------ RECORDS SHOWN

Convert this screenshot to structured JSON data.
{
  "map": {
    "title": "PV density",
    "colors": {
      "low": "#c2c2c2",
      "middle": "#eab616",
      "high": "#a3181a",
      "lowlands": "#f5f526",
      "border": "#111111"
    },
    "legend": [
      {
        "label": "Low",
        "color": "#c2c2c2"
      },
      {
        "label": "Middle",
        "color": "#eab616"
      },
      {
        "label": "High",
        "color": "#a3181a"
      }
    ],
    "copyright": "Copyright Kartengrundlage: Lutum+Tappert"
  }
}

------------
------ RECORDS SHOWN

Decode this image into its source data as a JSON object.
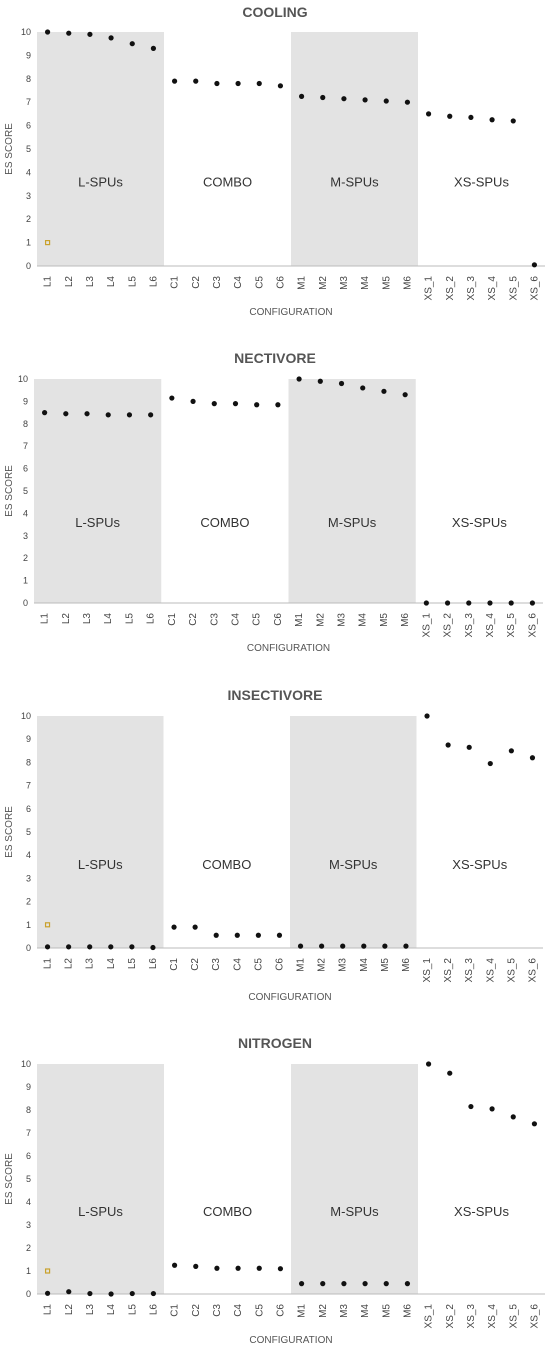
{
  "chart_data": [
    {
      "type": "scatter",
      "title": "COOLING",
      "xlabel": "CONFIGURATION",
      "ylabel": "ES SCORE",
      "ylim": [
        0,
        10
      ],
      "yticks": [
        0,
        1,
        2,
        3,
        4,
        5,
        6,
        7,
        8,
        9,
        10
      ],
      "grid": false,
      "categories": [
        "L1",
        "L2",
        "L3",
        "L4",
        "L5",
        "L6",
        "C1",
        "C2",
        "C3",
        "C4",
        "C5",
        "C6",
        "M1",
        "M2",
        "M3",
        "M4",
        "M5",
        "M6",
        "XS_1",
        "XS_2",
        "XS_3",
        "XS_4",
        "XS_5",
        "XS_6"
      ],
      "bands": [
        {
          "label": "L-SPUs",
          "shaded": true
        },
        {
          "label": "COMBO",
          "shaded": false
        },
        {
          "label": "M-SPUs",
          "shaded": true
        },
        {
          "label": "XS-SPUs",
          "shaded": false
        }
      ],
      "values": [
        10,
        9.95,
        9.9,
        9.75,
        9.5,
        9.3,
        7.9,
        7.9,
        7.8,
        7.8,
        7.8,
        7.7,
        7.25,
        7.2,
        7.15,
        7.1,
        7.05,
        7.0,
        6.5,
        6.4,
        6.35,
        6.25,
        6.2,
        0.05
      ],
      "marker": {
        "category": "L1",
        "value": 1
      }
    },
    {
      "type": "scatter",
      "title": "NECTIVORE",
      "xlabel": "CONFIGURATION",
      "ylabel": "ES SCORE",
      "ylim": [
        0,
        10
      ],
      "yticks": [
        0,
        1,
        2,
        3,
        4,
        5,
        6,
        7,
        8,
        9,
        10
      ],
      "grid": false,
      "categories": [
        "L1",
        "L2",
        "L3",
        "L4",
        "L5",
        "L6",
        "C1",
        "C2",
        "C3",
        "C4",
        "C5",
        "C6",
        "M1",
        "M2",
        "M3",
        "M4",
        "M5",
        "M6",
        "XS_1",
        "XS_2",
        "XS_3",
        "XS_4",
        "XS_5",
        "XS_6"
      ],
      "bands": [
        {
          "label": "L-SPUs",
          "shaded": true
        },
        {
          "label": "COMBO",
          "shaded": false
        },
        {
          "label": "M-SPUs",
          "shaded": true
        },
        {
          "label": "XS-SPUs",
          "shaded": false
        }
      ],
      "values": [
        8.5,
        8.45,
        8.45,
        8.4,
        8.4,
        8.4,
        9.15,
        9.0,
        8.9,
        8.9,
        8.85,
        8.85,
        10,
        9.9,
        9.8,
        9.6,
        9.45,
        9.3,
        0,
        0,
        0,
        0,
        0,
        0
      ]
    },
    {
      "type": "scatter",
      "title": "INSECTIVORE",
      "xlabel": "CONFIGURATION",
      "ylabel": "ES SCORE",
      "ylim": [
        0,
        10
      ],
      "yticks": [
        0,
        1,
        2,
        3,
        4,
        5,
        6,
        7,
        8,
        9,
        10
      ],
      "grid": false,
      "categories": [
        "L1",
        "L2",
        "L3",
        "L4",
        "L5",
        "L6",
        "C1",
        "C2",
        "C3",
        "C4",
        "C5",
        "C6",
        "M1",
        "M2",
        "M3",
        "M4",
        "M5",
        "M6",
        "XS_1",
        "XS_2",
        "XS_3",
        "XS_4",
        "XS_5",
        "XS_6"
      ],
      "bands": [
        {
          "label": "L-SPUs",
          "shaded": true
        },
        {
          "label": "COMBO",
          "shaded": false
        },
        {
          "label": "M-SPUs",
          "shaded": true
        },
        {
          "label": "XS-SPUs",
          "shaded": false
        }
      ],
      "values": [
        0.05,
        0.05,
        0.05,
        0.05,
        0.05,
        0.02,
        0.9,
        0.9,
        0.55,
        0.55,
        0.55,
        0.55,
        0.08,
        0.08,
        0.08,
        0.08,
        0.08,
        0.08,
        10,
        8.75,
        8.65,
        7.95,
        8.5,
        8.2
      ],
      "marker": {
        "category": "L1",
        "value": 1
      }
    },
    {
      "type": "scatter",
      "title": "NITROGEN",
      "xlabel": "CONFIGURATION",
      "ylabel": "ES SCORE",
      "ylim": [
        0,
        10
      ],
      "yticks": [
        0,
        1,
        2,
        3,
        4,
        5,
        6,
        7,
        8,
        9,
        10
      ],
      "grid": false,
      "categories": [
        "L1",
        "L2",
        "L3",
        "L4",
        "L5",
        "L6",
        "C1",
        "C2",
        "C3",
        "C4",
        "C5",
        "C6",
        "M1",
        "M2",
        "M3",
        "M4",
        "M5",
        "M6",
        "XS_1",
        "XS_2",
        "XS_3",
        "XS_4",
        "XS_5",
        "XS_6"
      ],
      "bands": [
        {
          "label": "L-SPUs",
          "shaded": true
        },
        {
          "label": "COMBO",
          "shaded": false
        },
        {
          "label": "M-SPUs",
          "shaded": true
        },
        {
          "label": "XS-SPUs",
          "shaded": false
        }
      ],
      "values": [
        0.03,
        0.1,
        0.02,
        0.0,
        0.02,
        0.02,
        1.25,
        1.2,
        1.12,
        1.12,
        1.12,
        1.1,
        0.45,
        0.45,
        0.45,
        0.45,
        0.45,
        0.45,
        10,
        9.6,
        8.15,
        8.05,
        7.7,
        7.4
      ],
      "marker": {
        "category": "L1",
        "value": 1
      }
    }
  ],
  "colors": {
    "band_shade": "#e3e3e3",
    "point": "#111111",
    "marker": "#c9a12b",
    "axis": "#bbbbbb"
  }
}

------------

**WORK TO COMPLETE:**
From the material above, gather all lines that include the string "title" and copy them.

**SOLUTION TO THIS EXERCISE:**
    "title": "PV density",
      "title": "COOLING",
      "title": "NECTIVORE",
      "title": "INSECTIVORE",
      "title": "NITROGEN",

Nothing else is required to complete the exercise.